- [Problem statement]
Pictures in the data below are not part of the copy; transcribe everything else exactly.

- [Supplied records]
-*-*-

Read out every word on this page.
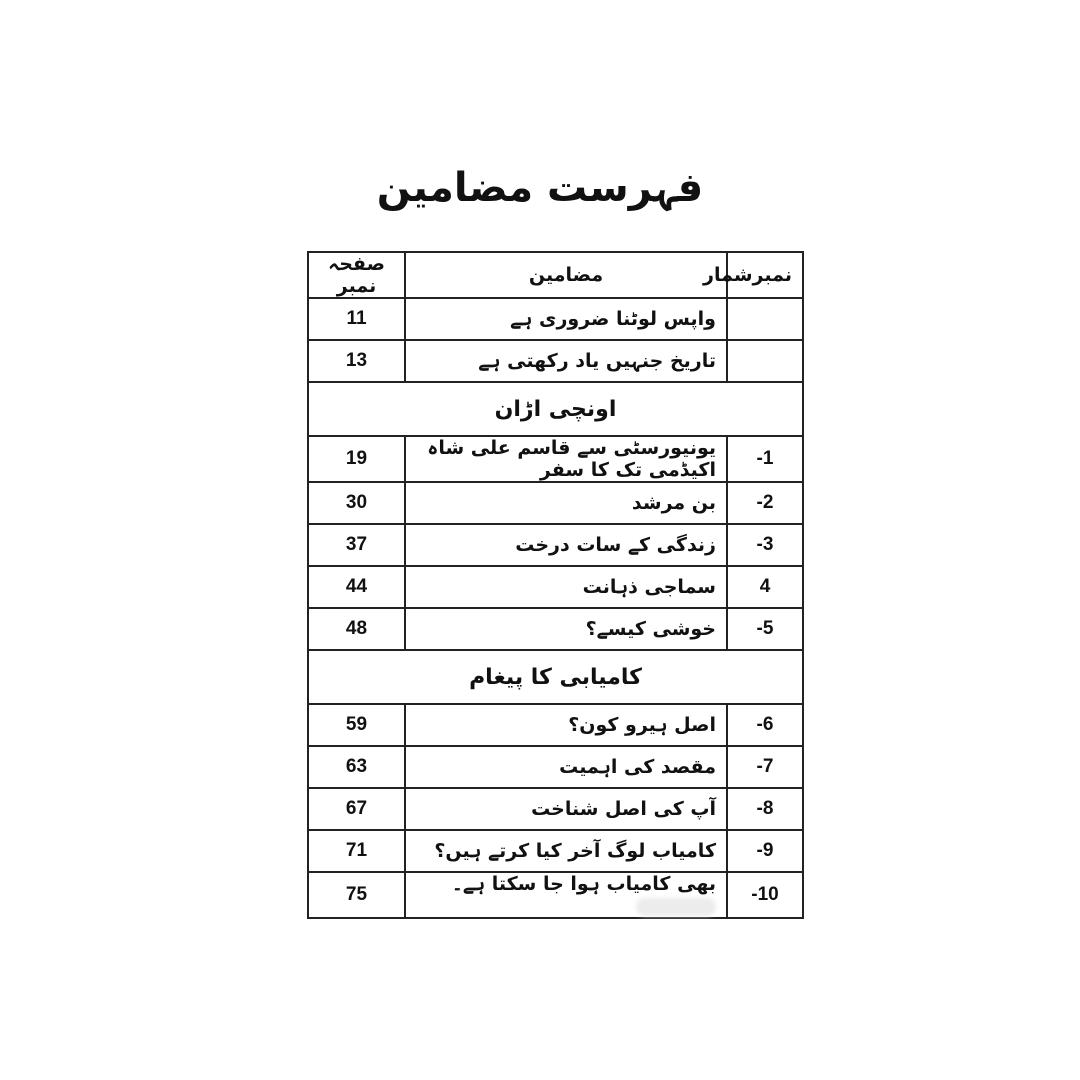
فہرست مضامین
نمبرشمار	مضامین	صفحہ نمبر
	واپس لوٹنا ضروری ہے	11
	تاریخ جنہیں یاد رکھتی ہے	13
اونچی اڑان		
-1	یونیورسٹی سے قاسم علی شاہ اکیڈمی تک کا سفر	19
-2	بن مرشد	30
-3	زندگی کے سات درخت	37
4	سماجی ذہانت	44
-5	خوشی کیسے؟	48
کامیابی کا پیغام		
-6	اصل ہیرو کون؟	59
-7	مقصد کی اہمیت	63
-8	آپ کی اصل شناخت	67
-9	کامیاب لوگ آخر کیا کرتے ہیں؟	71
-10	بھی کامیاب ہوا جا سکتا ہے۔	75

-*-*-

- [The completed task]
Read out every word on this page.
فہرست مضامین
نمبرشمار	مضامین	صفحہ نمبر
	واپس لوٹنا ضروری ہے	11
	تاریخ جنہیں یاد رکھتی ہے	13
اونچی اڑان		
-1	یونیورسٹی سے قاسم علی شاہ اکیڈمی تک کا سفر	19
-2	بن مرشد	30
-3	زندگی کے سات درخت	37
4	سماجی ذہانت	44
-5	خوشی کیسے؟	48
کامیابی کا پیغام		
-6	اصل ہیرو کون؟	59
-7	مقصد کی اہمیت	63
-8	آپ کی اصل شناخت	67
-9	کامیاب لوگ آخر کیا کرتے ہیں؟	71
-10	بھی کامیاب ہوا جا سکتا ہے۔	75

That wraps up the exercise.